**RAW DATA:**
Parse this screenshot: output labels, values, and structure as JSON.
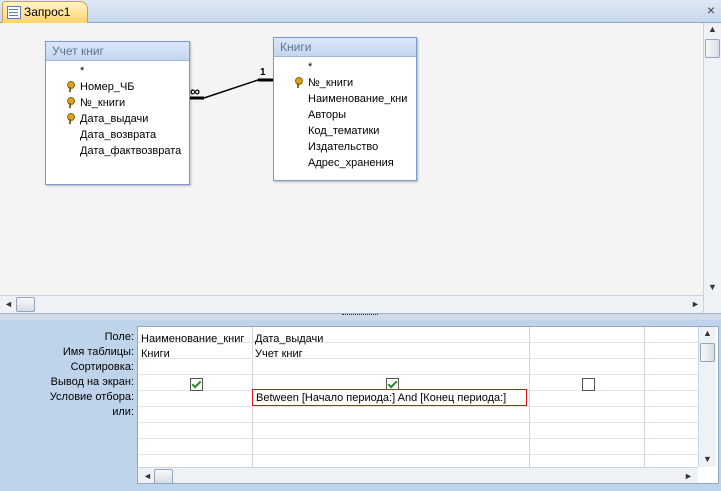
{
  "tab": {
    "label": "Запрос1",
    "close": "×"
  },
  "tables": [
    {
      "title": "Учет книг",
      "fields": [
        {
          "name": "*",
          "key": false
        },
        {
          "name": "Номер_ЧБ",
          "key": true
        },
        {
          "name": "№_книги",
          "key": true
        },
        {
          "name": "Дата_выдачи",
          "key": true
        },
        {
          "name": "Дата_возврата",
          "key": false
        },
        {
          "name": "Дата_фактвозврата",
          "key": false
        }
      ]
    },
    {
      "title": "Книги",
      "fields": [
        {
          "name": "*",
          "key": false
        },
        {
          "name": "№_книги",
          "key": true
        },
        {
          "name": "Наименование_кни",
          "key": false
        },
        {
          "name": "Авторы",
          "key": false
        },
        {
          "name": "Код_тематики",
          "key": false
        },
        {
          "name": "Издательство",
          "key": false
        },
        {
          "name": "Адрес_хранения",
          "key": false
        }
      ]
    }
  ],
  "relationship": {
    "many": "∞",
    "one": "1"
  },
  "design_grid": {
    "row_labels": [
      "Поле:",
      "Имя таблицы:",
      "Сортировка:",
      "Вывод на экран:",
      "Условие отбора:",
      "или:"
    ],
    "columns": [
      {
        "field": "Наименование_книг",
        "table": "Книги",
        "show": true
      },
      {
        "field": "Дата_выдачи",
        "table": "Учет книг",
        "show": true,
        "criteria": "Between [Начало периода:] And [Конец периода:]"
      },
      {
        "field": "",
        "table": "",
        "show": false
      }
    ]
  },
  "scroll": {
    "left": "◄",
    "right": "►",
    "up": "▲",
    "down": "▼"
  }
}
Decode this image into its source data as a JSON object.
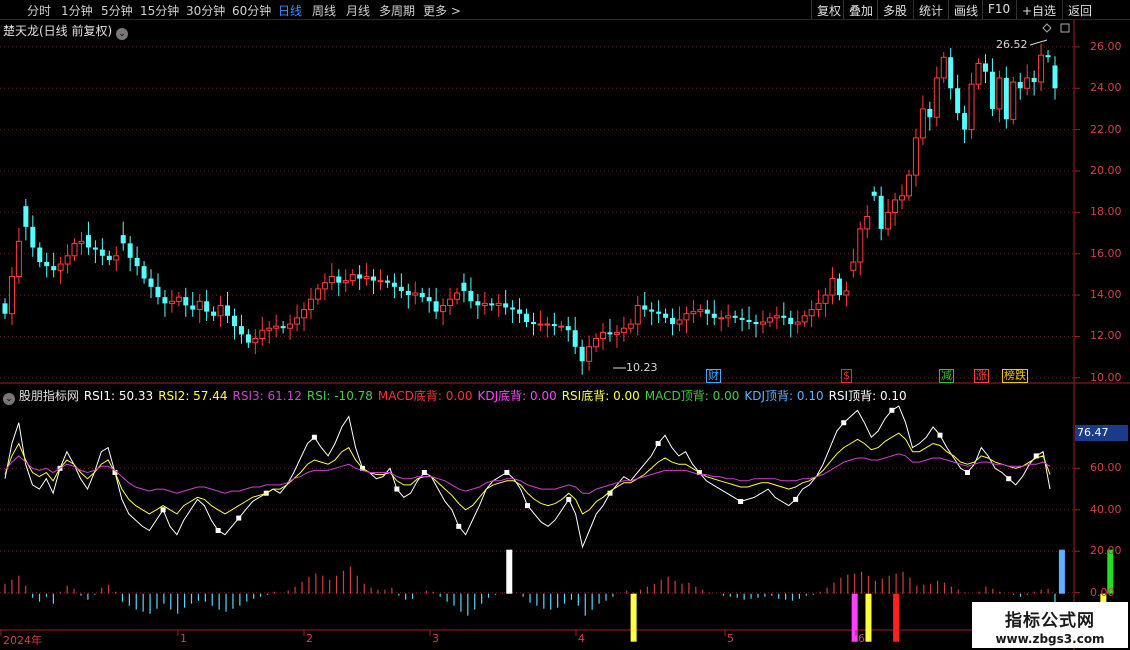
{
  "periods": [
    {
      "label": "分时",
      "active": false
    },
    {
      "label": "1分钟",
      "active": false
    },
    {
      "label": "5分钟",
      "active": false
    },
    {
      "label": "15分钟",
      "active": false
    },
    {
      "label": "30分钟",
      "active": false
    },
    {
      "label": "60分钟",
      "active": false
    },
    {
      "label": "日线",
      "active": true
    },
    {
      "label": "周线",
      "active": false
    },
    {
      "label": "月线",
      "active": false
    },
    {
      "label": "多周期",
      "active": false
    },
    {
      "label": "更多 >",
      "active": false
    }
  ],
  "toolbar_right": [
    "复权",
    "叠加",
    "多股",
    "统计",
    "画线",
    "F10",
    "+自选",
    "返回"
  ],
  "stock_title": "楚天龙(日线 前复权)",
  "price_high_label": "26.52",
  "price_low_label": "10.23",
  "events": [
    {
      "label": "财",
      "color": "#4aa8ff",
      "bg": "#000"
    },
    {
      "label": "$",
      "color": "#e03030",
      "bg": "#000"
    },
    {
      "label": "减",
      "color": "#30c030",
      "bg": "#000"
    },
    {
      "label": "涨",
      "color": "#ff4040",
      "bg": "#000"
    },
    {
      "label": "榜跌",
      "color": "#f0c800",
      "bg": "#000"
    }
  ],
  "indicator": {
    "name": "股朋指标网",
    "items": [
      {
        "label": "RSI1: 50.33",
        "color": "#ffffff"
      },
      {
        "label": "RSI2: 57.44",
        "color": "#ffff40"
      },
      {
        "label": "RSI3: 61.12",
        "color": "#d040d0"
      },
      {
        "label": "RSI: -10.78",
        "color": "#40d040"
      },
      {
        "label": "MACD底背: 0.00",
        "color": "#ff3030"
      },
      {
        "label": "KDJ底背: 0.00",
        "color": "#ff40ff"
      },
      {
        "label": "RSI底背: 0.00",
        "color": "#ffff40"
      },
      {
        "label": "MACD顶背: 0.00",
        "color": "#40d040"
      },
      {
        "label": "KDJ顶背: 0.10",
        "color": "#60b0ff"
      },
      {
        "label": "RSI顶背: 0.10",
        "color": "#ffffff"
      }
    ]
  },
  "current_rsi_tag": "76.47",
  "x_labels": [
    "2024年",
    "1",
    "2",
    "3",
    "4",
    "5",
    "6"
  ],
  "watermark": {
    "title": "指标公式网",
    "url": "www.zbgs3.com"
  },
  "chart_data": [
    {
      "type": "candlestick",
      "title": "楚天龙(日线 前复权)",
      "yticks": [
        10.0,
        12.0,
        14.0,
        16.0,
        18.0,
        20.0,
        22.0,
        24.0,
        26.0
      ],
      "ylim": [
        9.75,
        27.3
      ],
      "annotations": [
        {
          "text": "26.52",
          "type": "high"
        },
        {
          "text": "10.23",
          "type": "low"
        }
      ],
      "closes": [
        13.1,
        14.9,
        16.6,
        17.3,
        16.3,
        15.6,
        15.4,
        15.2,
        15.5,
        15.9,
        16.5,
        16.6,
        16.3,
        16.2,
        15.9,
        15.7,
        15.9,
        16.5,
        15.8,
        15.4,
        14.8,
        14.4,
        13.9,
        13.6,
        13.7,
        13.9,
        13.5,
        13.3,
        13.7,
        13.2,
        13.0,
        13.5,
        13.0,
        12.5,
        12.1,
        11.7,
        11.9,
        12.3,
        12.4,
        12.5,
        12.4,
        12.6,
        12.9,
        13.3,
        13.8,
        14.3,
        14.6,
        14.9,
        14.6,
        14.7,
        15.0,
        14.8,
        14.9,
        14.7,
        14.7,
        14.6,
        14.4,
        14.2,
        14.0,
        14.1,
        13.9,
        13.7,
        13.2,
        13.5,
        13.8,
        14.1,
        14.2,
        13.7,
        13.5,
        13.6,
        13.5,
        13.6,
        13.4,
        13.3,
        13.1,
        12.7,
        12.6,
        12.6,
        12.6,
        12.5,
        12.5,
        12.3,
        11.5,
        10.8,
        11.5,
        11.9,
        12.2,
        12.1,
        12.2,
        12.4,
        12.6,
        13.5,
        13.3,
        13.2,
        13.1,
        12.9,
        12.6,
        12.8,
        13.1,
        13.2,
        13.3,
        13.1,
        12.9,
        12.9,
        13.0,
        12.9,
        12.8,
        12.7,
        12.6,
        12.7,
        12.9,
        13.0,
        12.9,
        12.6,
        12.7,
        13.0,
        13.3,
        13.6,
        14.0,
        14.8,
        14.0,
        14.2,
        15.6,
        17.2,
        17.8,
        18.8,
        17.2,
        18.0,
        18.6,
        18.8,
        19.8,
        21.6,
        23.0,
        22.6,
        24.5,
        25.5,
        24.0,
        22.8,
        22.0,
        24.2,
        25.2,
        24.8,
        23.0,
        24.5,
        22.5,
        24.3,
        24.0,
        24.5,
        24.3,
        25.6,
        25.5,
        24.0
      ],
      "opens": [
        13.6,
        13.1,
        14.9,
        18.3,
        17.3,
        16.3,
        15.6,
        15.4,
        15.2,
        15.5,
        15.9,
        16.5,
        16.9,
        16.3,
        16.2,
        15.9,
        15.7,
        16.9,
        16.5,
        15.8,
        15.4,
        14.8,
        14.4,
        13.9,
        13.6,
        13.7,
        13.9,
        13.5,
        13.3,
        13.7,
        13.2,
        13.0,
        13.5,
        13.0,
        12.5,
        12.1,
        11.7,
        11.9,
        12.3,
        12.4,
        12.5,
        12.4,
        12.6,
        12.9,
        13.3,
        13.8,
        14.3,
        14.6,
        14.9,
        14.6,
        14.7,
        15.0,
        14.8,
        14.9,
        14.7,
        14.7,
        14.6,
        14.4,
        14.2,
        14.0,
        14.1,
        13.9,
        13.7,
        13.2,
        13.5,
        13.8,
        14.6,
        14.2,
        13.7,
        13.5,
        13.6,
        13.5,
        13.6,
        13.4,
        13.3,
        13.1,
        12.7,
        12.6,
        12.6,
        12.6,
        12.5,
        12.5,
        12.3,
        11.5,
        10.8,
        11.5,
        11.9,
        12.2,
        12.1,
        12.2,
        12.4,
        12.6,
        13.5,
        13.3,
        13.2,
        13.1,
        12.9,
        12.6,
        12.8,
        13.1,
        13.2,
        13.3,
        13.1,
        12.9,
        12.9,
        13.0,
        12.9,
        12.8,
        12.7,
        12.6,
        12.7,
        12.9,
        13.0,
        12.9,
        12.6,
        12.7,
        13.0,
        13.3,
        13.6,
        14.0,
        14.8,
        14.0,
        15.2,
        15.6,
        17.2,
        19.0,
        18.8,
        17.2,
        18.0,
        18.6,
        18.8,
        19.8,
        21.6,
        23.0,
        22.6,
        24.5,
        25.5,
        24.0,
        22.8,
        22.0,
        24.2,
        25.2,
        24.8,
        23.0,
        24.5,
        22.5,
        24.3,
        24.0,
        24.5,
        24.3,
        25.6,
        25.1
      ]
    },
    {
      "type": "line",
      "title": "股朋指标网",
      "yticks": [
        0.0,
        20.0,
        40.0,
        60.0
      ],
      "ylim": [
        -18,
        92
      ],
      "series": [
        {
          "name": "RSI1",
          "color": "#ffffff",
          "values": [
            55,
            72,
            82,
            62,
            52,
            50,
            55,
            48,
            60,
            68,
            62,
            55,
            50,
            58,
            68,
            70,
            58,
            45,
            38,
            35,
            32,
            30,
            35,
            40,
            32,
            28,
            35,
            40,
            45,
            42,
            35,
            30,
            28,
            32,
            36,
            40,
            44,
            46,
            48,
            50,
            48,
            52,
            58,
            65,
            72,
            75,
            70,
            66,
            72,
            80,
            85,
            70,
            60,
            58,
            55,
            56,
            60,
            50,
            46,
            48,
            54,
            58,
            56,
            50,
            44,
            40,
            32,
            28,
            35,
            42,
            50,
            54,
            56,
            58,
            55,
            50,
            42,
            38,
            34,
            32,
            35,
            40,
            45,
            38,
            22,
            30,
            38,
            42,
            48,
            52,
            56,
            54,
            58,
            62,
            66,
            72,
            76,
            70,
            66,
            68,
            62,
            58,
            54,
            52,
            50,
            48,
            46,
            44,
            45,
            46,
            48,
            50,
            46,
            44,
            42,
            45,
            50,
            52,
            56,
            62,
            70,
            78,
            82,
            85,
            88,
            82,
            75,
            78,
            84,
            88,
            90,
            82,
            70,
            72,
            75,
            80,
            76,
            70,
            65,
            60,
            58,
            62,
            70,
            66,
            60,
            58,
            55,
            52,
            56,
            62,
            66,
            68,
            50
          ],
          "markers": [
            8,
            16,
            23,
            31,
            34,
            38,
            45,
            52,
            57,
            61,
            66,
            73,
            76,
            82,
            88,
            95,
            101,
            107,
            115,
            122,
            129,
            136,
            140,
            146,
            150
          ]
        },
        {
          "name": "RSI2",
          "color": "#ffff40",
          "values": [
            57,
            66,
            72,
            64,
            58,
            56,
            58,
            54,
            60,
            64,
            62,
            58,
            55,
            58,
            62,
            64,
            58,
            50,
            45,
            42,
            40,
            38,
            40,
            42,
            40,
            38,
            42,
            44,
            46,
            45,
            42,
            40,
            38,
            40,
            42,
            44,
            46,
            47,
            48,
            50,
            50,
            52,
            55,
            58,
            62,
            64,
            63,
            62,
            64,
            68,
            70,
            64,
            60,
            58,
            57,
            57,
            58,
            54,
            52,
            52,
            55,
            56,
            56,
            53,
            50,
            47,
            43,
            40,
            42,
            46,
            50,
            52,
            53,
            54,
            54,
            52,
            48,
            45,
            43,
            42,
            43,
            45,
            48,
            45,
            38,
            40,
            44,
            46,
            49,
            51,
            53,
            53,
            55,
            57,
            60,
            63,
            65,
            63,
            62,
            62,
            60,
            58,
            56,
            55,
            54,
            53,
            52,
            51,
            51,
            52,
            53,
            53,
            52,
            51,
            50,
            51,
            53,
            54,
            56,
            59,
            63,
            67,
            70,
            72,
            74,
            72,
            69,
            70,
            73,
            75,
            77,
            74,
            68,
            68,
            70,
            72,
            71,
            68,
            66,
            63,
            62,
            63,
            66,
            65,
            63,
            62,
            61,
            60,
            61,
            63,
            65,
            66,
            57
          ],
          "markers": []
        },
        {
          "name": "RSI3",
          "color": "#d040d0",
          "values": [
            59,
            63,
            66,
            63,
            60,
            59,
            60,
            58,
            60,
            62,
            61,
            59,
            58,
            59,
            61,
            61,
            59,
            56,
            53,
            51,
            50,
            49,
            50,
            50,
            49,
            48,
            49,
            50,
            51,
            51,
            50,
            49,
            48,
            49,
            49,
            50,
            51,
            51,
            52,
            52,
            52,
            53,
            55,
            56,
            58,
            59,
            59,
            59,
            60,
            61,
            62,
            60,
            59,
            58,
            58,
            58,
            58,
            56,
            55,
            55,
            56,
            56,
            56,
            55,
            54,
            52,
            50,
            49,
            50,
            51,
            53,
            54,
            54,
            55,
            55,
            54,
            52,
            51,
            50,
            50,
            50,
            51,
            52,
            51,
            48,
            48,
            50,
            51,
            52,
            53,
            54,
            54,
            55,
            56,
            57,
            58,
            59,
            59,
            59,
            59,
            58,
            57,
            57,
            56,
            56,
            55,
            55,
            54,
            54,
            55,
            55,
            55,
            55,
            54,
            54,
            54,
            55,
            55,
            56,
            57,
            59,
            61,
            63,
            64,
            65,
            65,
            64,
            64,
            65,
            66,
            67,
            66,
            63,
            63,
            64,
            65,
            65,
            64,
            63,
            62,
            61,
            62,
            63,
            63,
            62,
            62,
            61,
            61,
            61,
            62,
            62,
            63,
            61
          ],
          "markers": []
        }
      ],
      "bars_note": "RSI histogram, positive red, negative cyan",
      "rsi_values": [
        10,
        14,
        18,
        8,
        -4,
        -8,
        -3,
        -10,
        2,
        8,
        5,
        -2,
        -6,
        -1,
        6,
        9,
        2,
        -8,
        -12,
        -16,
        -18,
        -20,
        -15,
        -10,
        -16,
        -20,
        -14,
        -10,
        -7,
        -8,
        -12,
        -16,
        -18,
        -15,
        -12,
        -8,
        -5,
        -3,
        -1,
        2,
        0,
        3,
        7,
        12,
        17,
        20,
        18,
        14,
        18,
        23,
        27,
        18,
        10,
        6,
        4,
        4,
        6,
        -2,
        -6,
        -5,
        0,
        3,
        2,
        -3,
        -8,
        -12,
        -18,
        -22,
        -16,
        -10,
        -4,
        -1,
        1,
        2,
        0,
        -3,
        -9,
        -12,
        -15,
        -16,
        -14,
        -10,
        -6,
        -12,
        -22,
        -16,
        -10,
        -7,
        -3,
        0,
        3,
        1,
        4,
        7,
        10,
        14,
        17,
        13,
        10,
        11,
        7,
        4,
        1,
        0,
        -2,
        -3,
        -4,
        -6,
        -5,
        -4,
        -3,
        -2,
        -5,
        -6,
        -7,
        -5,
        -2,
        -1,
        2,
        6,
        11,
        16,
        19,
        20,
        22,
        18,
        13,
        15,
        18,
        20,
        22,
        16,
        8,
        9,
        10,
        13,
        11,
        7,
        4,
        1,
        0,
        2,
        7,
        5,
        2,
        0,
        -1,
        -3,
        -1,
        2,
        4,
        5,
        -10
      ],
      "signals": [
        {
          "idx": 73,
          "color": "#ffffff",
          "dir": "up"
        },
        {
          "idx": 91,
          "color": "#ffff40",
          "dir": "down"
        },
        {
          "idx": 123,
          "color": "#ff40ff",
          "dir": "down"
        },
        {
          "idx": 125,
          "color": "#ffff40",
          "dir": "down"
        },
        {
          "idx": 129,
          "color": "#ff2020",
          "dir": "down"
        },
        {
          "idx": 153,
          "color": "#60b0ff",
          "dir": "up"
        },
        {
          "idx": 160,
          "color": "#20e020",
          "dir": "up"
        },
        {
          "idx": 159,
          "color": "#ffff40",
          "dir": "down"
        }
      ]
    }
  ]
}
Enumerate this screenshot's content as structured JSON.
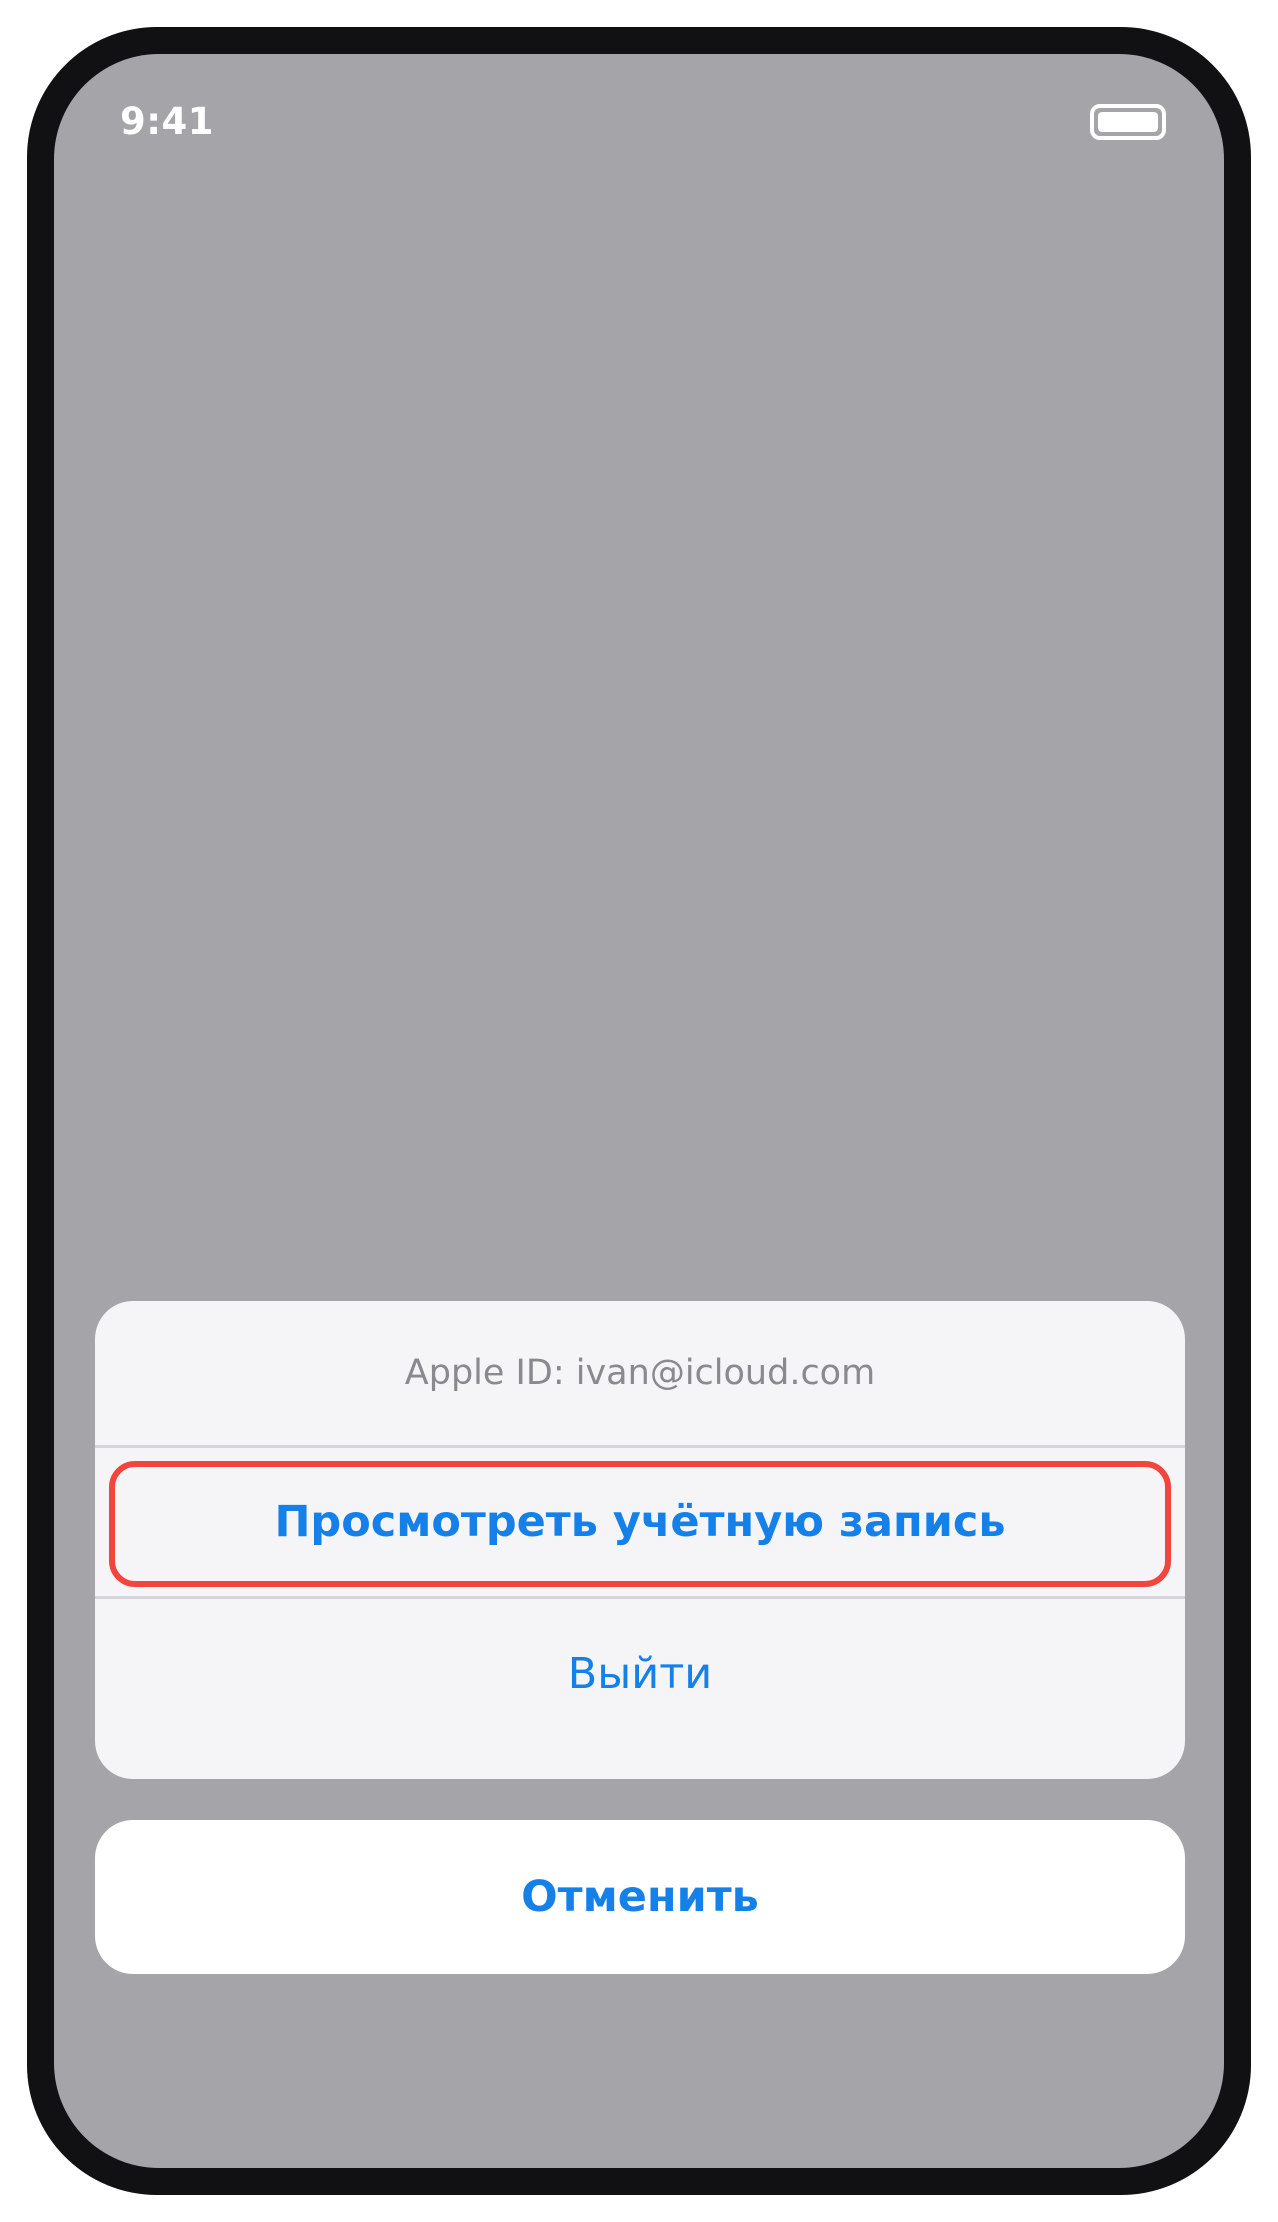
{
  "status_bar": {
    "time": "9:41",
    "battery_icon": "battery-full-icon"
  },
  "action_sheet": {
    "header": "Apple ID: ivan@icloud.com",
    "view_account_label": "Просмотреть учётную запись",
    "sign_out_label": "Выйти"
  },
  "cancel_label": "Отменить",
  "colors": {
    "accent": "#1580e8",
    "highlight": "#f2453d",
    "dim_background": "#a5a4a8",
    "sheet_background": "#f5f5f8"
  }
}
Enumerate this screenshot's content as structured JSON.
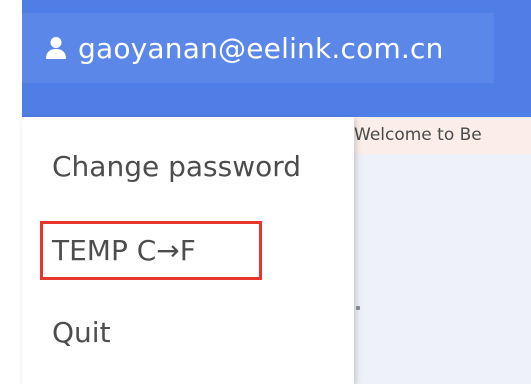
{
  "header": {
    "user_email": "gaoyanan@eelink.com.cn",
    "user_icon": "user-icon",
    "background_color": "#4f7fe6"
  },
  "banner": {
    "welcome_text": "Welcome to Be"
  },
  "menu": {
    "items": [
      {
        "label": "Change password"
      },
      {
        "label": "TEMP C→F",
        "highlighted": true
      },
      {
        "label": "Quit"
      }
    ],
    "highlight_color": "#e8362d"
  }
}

**INSTRUCTIONS FOR THE TASK:** Look for lines containing the string "header" and copy them all.

**TASK SOLUTION:**
    "header": "Apple ID: ivan@icloud.com",
  "header": {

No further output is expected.